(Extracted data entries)
_ _ _ _

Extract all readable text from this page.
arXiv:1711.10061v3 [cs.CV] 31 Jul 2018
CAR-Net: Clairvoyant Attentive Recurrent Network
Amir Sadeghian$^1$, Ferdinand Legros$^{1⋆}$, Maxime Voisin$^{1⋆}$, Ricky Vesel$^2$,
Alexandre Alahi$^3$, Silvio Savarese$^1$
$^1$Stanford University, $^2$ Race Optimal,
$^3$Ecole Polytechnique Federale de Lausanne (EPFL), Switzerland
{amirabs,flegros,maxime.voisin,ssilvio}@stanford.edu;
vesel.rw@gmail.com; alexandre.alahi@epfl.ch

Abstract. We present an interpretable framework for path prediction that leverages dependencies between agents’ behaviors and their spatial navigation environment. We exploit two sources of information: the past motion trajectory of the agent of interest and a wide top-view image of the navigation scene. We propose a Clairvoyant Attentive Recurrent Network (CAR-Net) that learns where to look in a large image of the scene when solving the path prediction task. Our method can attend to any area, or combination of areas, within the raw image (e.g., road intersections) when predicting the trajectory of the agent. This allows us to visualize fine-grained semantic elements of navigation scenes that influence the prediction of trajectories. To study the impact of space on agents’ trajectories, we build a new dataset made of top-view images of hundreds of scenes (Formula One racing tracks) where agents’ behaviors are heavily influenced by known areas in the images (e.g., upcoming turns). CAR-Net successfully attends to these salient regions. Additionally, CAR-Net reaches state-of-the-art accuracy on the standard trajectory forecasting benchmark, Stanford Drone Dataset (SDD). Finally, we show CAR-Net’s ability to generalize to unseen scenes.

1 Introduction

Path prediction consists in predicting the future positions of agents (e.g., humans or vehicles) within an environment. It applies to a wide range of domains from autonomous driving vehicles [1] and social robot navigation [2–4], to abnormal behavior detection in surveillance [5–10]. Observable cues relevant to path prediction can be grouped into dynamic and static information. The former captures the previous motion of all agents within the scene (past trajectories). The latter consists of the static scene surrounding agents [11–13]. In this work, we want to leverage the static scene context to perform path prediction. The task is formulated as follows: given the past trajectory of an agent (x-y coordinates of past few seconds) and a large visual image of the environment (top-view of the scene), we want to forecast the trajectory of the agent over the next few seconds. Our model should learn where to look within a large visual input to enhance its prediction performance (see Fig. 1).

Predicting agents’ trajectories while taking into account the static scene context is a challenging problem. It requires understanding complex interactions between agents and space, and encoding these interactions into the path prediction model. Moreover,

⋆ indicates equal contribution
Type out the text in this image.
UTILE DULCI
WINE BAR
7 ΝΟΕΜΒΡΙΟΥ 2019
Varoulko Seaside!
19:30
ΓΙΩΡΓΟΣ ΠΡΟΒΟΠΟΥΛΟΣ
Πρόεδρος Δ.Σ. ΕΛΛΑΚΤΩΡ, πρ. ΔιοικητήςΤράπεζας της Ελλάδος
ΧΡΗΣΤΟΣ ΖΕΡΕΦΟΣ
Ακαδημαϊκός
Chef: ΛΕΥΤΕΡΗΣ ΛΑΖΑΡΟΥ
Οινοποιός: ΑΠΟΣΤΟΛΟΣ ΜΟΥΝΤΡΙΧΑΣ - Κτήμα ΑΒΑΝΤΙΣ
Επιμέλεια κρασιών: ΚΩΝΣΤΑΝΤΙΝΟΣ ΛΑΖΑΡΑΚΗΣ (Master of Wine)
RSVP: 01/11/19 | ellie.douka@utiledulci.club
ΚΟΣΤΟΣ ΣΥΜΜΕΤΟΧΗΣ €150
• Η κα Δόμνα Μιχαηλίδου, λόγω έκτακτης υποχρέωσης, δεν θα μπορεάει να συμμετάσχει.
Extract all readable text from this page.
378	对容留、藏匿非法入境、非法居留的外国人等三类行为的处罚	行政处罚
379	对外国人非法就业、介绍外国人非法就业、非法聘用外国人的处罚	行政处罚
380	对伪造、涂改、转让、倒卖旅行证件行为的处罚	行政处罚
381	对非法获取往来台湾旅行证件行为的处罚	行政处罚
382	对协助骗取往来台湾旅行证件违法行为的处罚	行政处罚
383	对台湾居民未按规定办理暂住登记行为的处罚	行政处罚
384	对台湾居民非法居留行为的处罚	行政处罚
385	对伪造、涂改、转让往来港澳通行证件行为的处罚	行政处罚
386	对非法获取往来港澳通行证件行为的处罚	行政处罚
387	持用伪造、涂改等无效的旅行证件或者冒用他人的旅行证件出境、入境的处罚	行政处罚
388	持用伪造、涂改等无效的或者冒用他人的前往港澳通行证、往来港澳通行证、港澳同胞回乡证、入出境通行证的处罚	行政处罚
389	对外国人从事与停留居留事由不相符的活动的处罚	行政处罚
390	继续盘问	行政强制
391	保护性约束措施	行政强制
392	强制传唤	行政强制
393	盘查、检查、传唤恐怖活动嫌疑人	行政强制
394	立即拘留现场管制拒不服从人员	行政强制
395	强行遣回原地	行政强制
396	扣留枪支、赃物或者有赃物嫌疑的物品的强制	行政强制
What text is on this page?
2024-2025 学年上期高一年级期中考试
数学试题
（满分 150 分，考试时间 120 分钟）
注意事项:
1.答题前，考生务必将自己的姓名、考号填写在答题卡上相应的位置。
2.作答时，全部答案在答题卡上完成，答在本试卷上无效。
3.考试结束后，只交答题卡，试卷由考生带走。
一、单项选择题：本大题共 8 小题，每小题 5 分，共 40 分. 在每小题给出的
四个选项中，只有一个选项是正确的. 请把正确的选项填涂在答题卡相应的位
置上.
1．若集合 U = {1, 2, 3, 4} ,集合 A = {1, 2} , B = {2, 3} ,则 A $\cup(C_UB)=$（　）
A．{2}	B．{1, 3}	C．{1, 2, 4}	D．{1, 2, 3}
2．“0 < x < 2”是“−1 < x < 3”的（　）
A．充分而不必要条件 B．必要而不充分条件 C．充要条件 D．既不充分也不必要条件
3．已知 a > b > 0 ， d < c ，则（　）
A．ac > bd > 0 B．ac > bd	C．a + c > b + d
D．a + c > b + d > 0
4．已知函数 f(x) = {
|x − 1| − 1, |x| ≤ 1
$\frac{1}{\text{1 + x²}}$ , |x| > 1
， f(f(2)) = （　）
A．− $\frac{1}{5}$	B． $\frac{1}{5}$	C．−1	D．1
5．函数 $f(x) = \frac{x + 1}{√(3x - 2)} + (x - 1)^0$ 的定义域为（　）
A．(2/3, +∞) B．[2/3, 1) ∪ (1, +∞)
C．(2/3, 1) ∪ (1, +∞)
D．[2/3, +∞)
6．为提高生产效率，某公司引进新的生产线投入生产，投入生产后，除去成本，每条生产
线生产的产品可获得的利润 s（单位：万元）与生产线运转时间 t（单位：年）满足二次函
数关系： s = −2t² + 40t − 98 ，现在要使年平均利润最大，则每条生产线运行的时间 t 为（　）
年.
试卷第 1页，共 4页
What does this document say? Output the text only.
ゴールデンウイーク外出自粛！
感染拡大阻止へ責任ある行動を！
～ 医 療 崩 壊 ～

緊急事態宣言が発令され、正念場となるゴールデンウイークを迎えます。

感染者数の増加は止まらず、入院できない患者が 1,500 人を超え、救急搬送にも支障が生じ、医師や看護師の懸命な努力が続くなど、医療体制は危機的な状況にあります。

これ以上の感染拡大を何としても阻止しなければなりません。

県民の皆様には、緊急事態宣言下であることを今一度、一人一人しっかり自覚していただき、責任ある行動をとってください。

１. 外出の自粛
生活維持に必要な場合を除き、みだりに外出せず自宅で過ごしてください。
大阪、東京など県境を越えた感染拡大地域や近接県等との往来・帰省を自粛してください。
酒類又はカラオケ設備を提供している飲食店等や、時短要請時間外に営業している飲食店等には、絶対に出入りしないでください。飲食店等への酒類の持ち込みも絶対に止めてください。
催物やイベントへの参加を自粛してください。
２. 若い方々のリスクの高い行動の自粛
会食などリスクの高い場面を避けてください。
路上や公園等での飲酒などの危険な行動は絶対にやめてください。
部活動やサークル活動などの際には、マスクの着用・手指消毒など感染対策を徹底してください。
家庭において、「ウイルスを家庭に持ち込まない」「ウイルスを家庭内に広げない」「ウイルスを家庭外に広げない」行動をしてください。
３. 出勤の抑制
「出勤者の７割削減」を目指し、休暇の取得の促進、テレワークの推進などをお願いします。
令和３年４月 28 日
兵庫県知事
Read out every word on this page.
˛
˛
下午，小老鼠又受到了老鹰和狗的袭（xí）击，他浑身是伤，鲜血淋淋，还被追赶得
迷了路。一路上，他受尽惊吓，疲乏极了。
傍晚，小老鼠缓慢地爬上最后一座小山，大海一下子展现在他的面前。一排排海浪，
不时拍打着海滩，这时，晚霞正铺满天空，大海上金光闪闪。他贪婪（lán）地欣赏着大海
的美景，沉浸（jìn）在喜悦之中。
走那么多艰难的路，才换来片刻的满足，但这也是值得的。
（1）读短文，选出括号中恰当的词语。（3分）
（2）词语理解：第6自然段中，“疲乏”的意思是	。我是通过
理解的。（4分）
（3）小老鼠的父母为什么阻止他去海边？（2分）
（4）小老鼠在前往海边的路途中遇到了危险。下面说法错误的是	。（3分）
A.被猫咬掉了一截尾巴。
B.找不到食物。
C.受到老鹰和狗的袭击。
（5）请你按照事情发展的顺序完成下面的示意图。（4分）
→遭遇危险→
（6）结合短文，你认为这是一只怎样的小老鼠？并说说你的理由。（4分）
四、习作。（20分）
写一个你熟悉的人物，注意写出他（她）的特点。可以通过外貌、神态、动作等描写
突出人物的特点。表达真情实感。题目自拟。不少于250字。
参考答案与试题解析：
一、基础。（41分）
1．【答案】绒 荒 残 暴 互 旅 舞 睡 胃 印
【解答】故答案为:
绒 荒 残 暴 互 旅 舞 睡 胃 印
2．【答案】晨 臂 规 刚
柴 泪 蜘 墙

_ _ _ _

GIVEN PROBLEM: Find every line that has "frac" in it, then return those lines.

WRITTEN SOLUTION:
$\frac{1}{\text{1 + x²}}$ , |x| > 1
A．− $\frac{1}{5}$	B． $\frac{1}{5}$	C．−1	D．1
5．函数 $f(x) = \frac{x + 1}{√(3x - 2)} + (x - 1)^0$ 的定义域为（　）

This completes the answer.